# Exercise description
State how many lines in the listing below include the word "Fraz". Give nothing but the number.

# Working data

## Begin

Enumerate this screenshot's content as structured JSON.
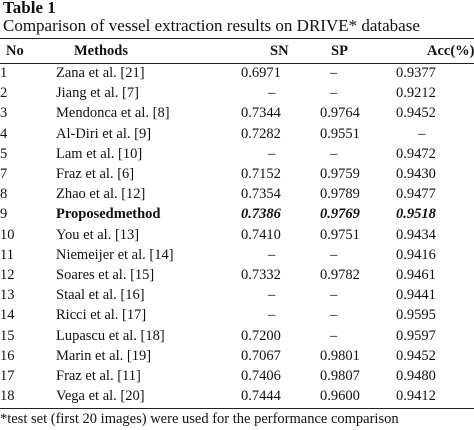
{
  "caption": {
    "label": "Table 1",
    "text": "Comparison of vessel extraction results on DRIVE* database"
  },
  "table": {
    "headers": {
      "no": "No",
      "method": "Methods",
      "sn": "SN",
      "sp": "SP",
      "acc": "Acc(%)"
    },
    "rows": [
      {
        "no": "1",
        "method": "Zana et al. [21]",
        "sn": "0.6971",
        "sp": "–",
        "acc": "0.9377"
      },
      {
        "no": "2",
        "method": "Jiang et al. [7]",
        "sn": "–",
        "sp": "–",
        "acc": "0.9212"
      },
      {
        "no": "3",
        "method": "Mendonca et al. [8]",
        "sn": "0.7344",
        "sp": "0.9764",
        "acc": "0.9452"
      },
      {
        "no": "4",
        "method": "Al-Diri et al. [9]",
        "sn": "0.7282",
        "sp": "0.9551",
        "acc": "–"
      },
      {
        "no": "5",
        "method": "Lam et al. [10]",
        "sn": "–",
        "sp": "–",
        "acc": "0.9472"
      },
      {
        "no": "7",
        "method": "Fraz et al. [6]",
        "sn": "0.7152",
        "sp": "0.9759",
        "acc": "0.9430"
      },
      {
        "no": "8",
        "method": "Zhao et al. [12]",
        "sn": "0.7354",
        "sp": "0.9789",
        "acc": "0.9477"
      },
      {
        "no": "9",
        "method": "Proposedmethod",
        "sn": "0.7386",
        "sp": "0.9769",
        "acc": "0.9518",
        "highlight": true
      },
      {
        "no": "10",
        "method": "You et al. [13]",
        "sn": "0.7410",
        "sp": "0.9751",
        "acc": "0.9434"
      },
      {
        "no": "11",
        "method": "Niemeijer et al. [14]",
        "sn": "–",
        "sp": "–",
        "acc": "0.9416"
      },
      {
        "no": "12",
        "method": "Soares et al. [15]",
        "sn": "0.7332",
        "sp": "0.9782",
        "acc": "0.9461"
      },
      {
        "no": "13",
        "method": "Staal et al. [16]",
        "sn": "–",
        "sp": "–",
        "acc": "0.9441"
      },
      {
        "no": "14",
        "method": "Ricci et al. [17]",
        "sn": "–",
        "sp": "–",
        "acc": "0.9595"
      },
      {
        "no": "15",
        "method": "Lupascu et al. [18]",
        "sn": "0.7200",
        "sp": "–",
        "acc": "0.9597"
      },
      {
        "no": "16",
        "method": "Marin et al. [19]",
        "sn": "0.7067",
        "sp": "0.9801",
        "acc": "0.9452"
      },
      {
        "no": "17",
        "method": "Fraz et al. [11]",
        "sn": "0.7406",
        "sp": "0.9807",
        "acc": "0.9480"
      },
      {
        "no": "18",
        "method": "Vega et al. [20]",
        "sn": "0.7444",
        "sp": "0.9600",
        "acc": "0.9412"
      }
    ]
  },
  "footnote": "*test set (first 20 images) were used for the performance comparison"
}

## End

# Exercise answer
2